[start]
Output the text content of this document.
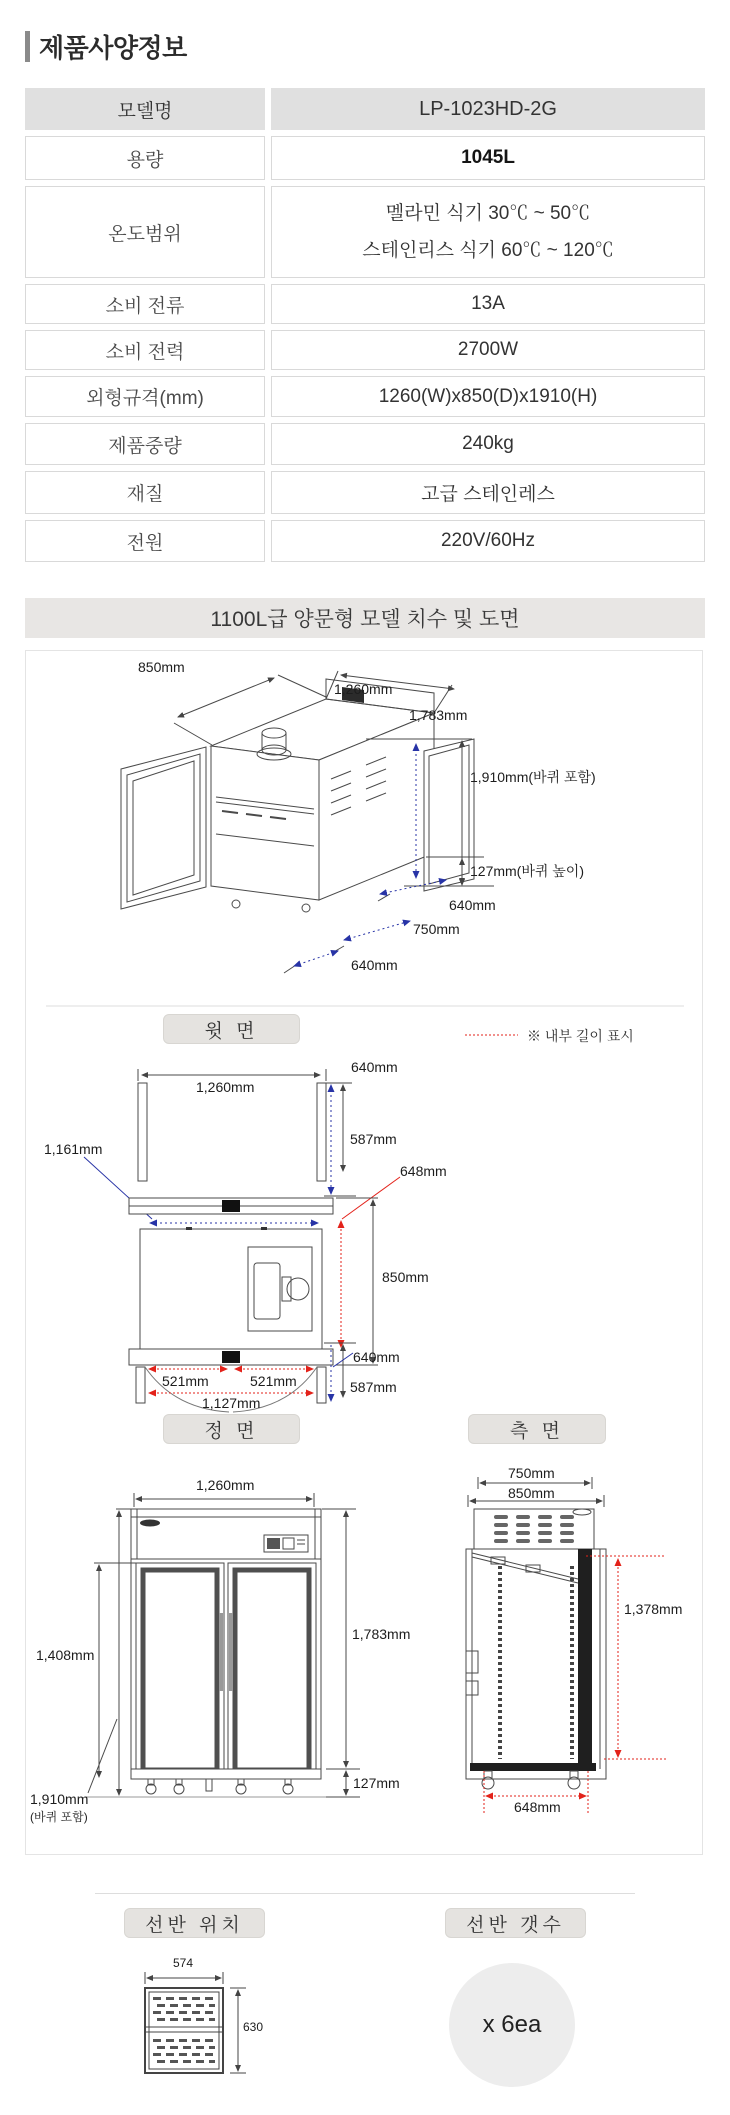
제품사양정보
모델명	LP-1023HD-2G
용량	1045L
온도범위
멜라민 식기 30℃ ~ 50℃
스테인리스 식기 60℃ ~ 120℃
소비 전류	13A
소비 전력	2700W
외형규격(mm)	1260(W)x850(D)x1910(H)
제품중량	240kg
재질	고급 스테인레스
전원	220V/60Hz
1100L급 양문형 모델 치수 및 도면
850mm
1,260mm
1,783mm
1,910mm(바퀴 포함)
127mm(바퀴 높이)
640mm
750mm
640mm
윗 면	※ 내부 길이 표시
1,260mm
640mm
587mm
1,161mm
648mm
850mm
521mm	521mm
1,127mm
640mm
587mm
정 면	측 면
1,260mm
1,408mm
1,783mm
1,910mm
(바퀴 포함)
127mm
750mm
850mm
1,378mm
648mm
선반 위치	선반 갯수
574
630	x 6ea
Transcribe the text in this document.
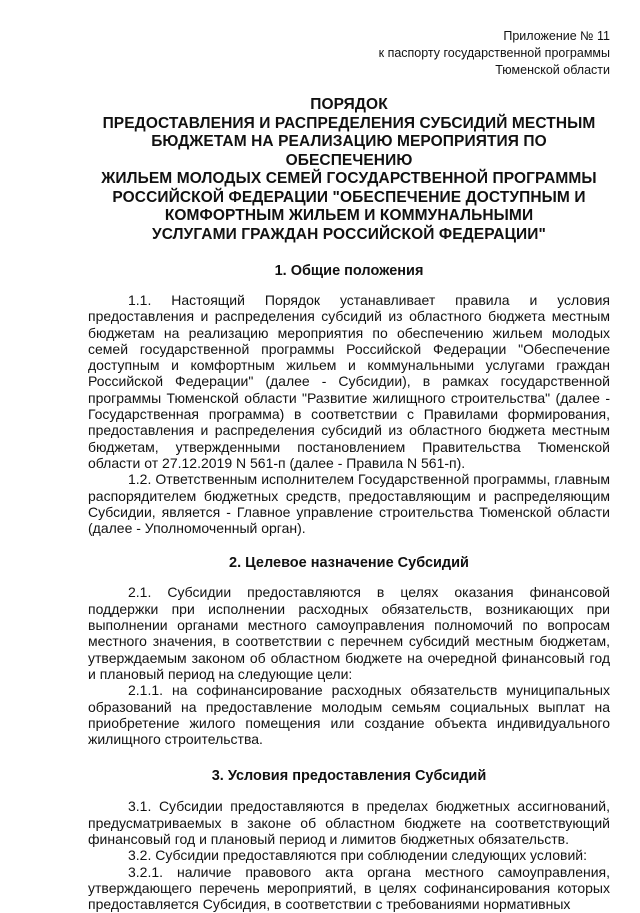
Приложение № 11
к паспорту государственной программы
Тюменской области
ПОРЯДОК
ПРЕДОСТАВЛЕНИЯ И РАСПРЕДЕЛЕНИЯ СУБСИДИЙ МЕСТНЫМ
БЮДЖЕТАМ НА РЕАЛИЗАЦИЮ МЕРОПРИЯТИЯ ПО ОБЕСПЕЧЕНИЮ
ЖИЛЬЕМ МОЛОДЫХ СЕМЕЙ ГОСУДАРСТВЕННОЙ ПРОГРАММЫ
РОССИЙСКОЙ ФЕДЕРАЦИИ "ОБЕСПЕЧЕНИЕ ДОСТУПНЫМ И
КОМФОРТНЫМ ЖИЛЬЕМ И КОММУНАЛЬНЫМИ
УСЛУГАМИ ГРАЖДАН РОССИЙСКОЙ ФЕДЕРАЦИИ"
1. Общие положения

1.1. Настоящий Порядок устанавливает правила и условия предоставления и распределения субсидий из областного бюджета местным бюджетам на реализацию мероприятия по обеспечению жильем молодых семей государственной программы Российской Федерации "Обеспечение доступным и комфортным жильем и коммунальными услугами граждан Российской Федерации" (далее - Субсидии), в рамках государственной программы Тюменской области "Развитие жилищного строительства" (далее - Государственная программа) в соответствии с Правилами формирования, предоставления и распределения субсидий из областного бюджета местным бюджетам, утвержденными постановлением Правительства Тюменской области от 27.12.2019 N 561-п (далее - Правила N 561-п).

1.2. Ответственным исполнителем Государственной программы, главным распорядителем бюджетных средств, предоставляющим и распределяющим Субсидии, является - Главное управление строительства Тюменской области (далее - Уполномоченный орган).

2. Целевое назначение Субсидий

2.1. Субсидии предоставляются в целях оказания финансовой поддержки при исполнении расходных обязательств, возникающих при выполнении органами местного самоуправления полномочий по вопросам местного значения, в соответствии с перечнем субсидий местным бюджетам, утверждаемым законом об областном бюджете на очередной финансовый год и плановый период на следующие цели:

2.1.1. на софинансирование расходных обязательств муниципальных образований на предоставление молодым семьям социальных выплат на приобретение жилого помещения или создание объекта индивидуального жилищного строительства.

3. Условия предоставления Субсидий

3.1. Субсидии предоставляются в пределах бюджетных ассигнований, предусматриваемых в законе об областном бюджете на соответствующий финансовый год и плановый период и лимитов бюджетных обязательств.

3.2. Субсидии предоставляются при соблюдении следующих условий:

3.2.1. наличие правового акта органа местного самоуправления, утверждающего перечень мероприятий, в целях софинансирования которых предоставляется Субсидия, в соответствии с требованиями нормативных
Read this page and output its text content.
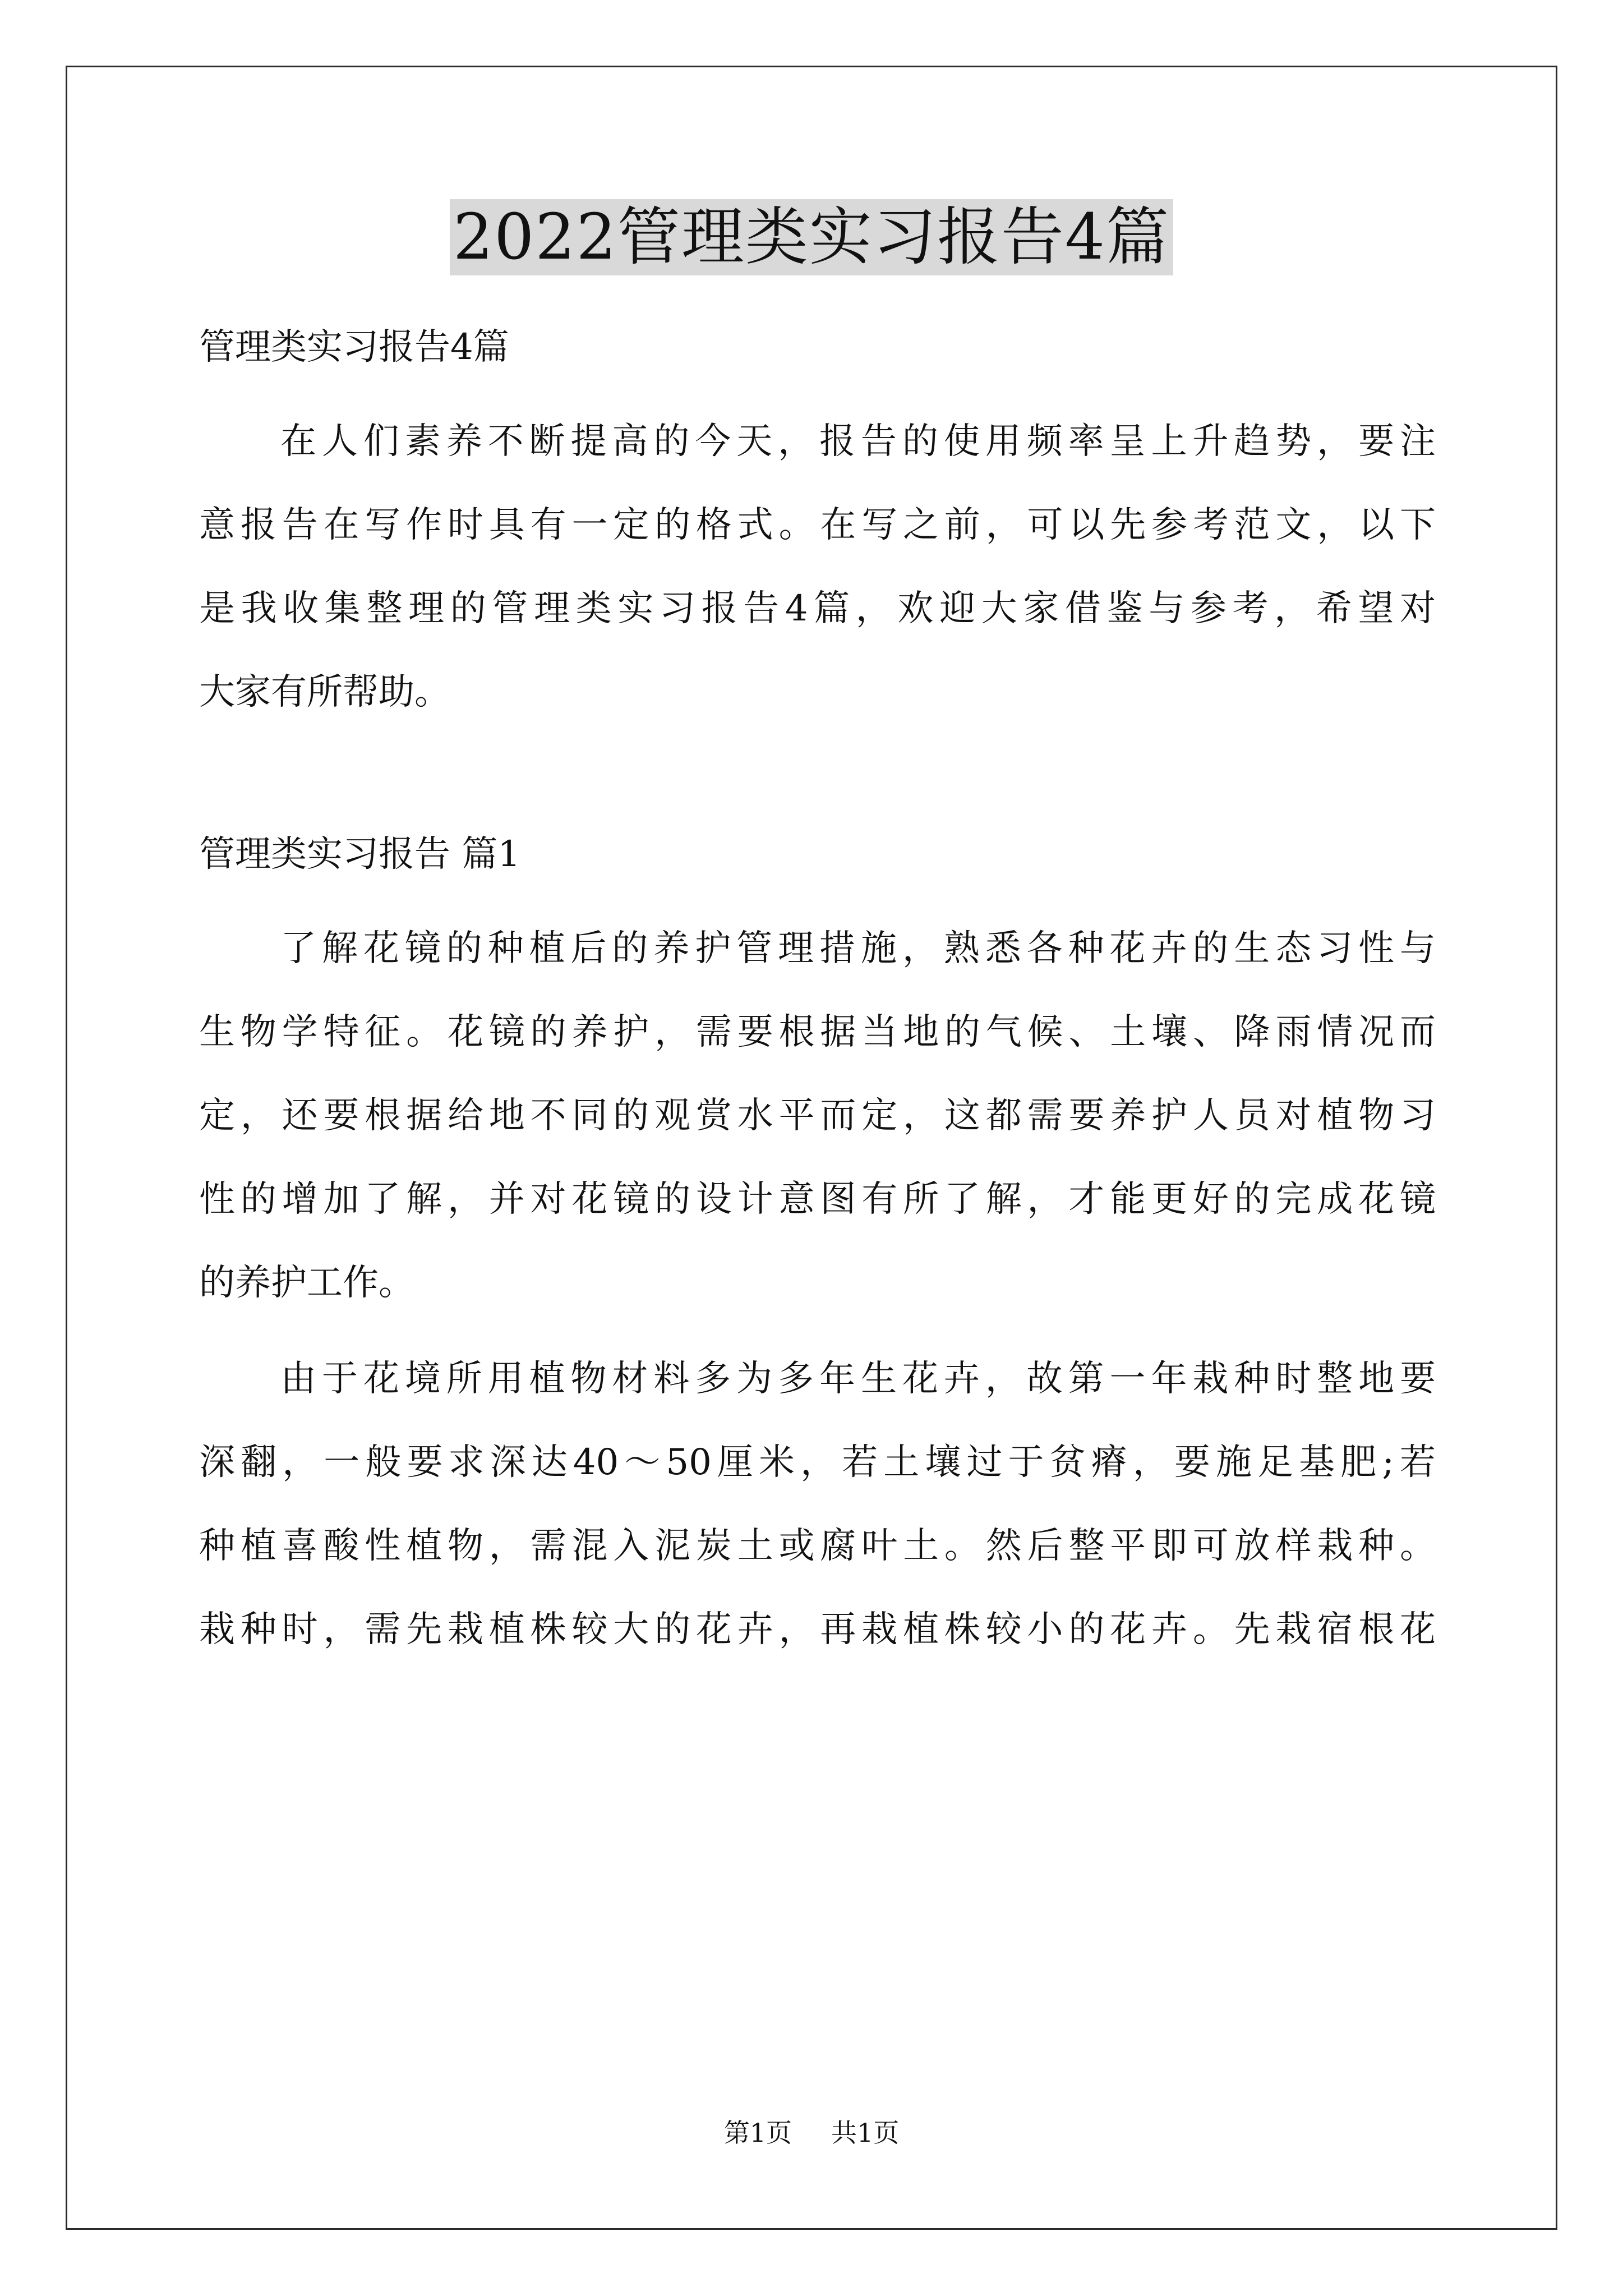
2022管理类实习报告4篇

管理类实习报告4篇

在人们素养不断提高的今天，报告的使用频率呈上升趋势，要注
意报告在写作时具有一定的格式。在写之前，可以先参考范文，以下
是我收集整理的管理类实习报告4篇，欢迎大家借鉴与参考，希望对
大家有所帮助。

管理类实习报告 篇1

了解花镜的种植后的养护管理措施，熟悉各种花卉的生态习性与
生物学特征。花镜的养护，需要根据当地的气候、土壤、降雨情况而
定，还要根据给地不同的观赏水平而定，这都需要养护人员对植物习
性的增加了解，并对花镜的设计意图有所了解，才能更好的完成花镜
的养护工作。
由于花境所用植物材料多为多年生花卉，故第一年栽种时整地要
深翻，一般要求深达40～50厘米，若土壤过于贫瘠，要施足基肥;若
种植喜酸性植物，需混入泥炭土或腐叶土。然后整平即可放样栽种。
栽种时，需先栽植株较大的花卉，再栽植株较小的花卉。先栽宿根花
第1页 共1页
[end]
PROBLEM: Track down the lines that include the word "this" and copy them.

WRITTEN RESPONSE:
Output the text content of this document.
Transcribe the text in this document.
Read this page and output its text content.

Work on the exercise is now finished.